++++ ESTRATTO ++++

Sudafrica
Il massacro di Marikana
di Antonio Senta
Migliaia di minatori scioperano contro
una multinazionale del platino, scatenando la durissima repressione
della polizia e dando il via a una serie di agitazioni.
È il 16 agosto 2012 quando,
nei pressi della miniera di platino di Marikana, circa cento
chilometri a nord ovest di Johannesburg, la polizia apre il
fuoco freddando trentaquattro lavoratori in sciopero e ferendone
altri ottanta. La notizia “buca” i dormienti media
italiani, resiste per qualche giorno e poi scompare, sommersa
dalla mole di informazioni, gran parte delle quali inutili,
con cui siamo quotidianamente bombardati. Ma cosa è successo
davvero? Questo i nostri media mainstream non l'hanno
proprio detto. Anche quelli sudafricani sono stati menzogneri,
cercando di far passare la notizia secondo cui la strage sarebbe
stata causata da un conflitto tra sindacati e che la polizia
avrebbe agito per autodifesa a fronte di un attacco armato da
parte dei minatori.
La verità è tutt'altra e ci è giunta nei
giorni successivi solo grazie alla controinformazione di lavoratori
e attivisti sudafricani. Circa tremila addetti ai pozzi (rock
drill operators), in buona parte immigrati da altre zone
dell'Africa, entrano in sciopero il 10 agosto, supportati dalla
Association of Mineworkers and Construction Union (Amcu), un
sindacato autonomo nato una decina di anni fa in opposizione
alle politiche accomodanti della National Union of Mineworkers
(Num) affiliato al Congress of South African Trade Unions (Cosatu)

++++ MATERIALE FORNITO ++++

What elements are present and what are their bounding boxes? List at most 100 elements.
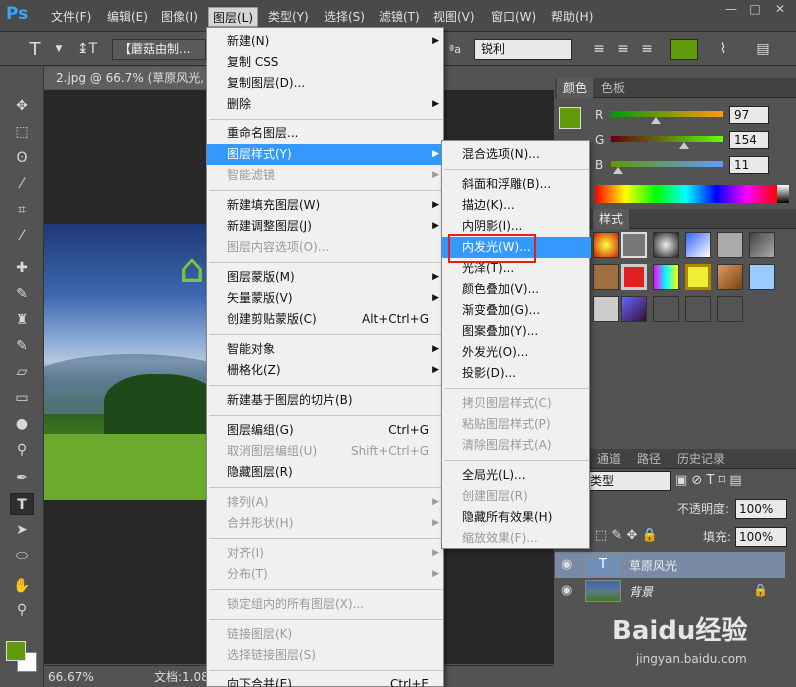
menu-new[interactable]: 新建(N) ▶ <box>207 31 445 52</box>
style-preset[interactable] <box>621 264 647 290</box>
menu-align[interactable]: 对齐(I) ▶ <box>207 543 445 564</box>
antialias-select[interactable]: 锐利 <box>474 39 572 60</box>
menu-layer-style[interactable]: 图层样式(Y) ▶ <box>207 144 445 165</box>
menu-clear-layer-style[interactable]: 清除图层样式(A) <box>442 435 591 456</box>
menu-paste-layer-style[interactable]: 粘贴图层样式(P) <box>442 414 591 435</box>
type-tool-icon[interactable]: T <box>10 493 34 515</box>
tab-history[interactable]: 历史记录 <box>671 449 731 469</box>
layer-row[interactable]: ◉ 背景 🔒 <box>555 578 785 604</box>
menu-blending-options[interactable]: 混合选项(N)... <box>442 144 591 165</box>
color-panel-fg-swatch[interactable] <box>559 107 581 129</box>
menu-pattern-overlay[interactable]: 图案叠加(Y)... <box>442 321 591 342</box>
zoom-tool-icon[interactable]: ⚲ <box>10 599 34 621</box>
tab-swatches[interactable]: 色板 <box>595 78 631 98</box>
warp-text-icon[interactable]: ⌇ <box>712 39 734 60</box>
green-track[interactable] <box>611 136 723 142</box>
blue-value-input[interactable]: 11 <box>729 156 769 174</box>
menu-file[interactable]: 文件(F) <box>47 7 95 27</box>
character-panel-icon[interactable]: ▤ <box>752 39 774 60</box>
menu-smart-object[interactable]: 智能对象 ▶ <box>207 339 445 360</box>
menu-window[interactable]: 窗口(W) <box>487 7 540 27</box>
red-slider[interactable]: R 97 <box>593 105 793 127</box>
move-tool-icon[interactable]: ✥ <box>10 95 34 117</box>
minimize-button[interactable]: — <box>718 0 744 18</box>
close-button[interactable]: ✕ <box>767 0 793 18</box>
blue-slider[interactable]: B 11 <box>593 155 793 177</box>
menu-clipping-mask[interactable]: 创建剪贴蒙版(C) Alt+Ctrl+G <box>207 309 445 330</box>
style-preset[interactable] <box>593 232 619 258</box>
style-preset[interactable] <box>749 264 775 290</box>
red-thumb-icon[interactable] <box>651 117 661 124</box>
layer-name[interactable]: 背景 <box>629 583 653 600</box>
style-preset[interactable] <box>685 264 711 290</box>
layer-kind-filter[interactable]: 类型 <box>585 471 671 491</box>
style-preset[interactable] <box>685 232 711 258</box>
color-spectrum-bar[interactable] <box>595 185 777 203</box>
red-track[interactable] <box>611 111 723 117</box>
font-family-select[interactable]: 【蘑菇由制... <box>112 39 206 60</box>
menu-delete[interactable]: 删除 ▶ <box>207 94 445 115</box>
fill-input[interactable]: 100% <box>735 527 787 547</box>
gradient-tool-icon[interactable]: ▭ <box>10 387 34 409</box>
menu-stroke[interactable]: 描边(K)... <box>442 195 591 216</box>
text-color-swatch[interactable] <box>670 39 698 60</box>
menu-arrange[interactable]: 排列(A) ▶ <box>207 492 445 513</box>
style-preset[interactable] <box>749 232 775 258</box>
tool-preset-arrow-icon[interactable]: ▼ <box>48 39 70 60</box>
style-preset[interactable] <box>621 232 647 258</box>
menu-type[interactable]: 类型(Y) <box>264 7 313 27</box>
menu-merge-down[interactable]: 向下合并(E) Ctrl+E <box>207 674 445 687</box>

++++

ISTRUZIONI
1. Elenca tutte le organizzazioni sindacali citate nel brano sul massacro di Marikana, indicando per ciascuna il nome completo e la sigla.
2. Riprendi il brano sul massacro di Marikana dal punto in cui si interrompe.

RISPOSTE
1.
- Association of Mineworkers and Construction Union (Amcu)
- National Union of Mineworkers (Num)
- Congress of South African Trade Unions (Cosatu)

2.
sindacato amico dell'African Natonal Congress, partito che fu
di Mandela e che è al potere dal 1994. I lavoratori chiedono
aumenti salariali da quattromila rand mensili (quattrocento
euro) a dodicimila e incontrano il netto rifiuto dei padroni
della miniera, ma anche del Num, che si mette da subito a organizzare
i crumiri.
La miniera, che impiega ventottomila persone, è di proprietà
della multinazionale Lonmin, terzo produttore mondiale di platino.
A Marikana viene estratto il dodici per cento della produzione
mondiale di platino di cui il Sudafrica è primo produttore
al mondo e di cui possiede l'ottanta per cento delle riserve
mondiali. Il platino, così come altri minerali più
o meno preziosi che il Sudafrica possiede in quantità,
è richiestissimo in particolare dall'India, dal Brasile
e dalla Cina, paese che attua una politica imperialista nei
confronti di tutto il continente africano.
I minatori ufficialmente non sono dipendenti della Lonmin ma
di società in subappalto: sono quindi precari, lavoratori
a contratto, assunti ora da un padrone ora da un altro secondo
quella ben nota logica delle “scatole cinesi” che
è, evidentemente, cifra della globalizzazione, usata
tanto nel sud del mondo quanto nel “ricco” nord.
Non hanno pressoché nessun diritto di sciopero e infatti
la loro astensione dal lavoro viene dichiarata subito illegale
dalla Lonmin: il loro è, per forza di cose, uno sciopero
selvaggio.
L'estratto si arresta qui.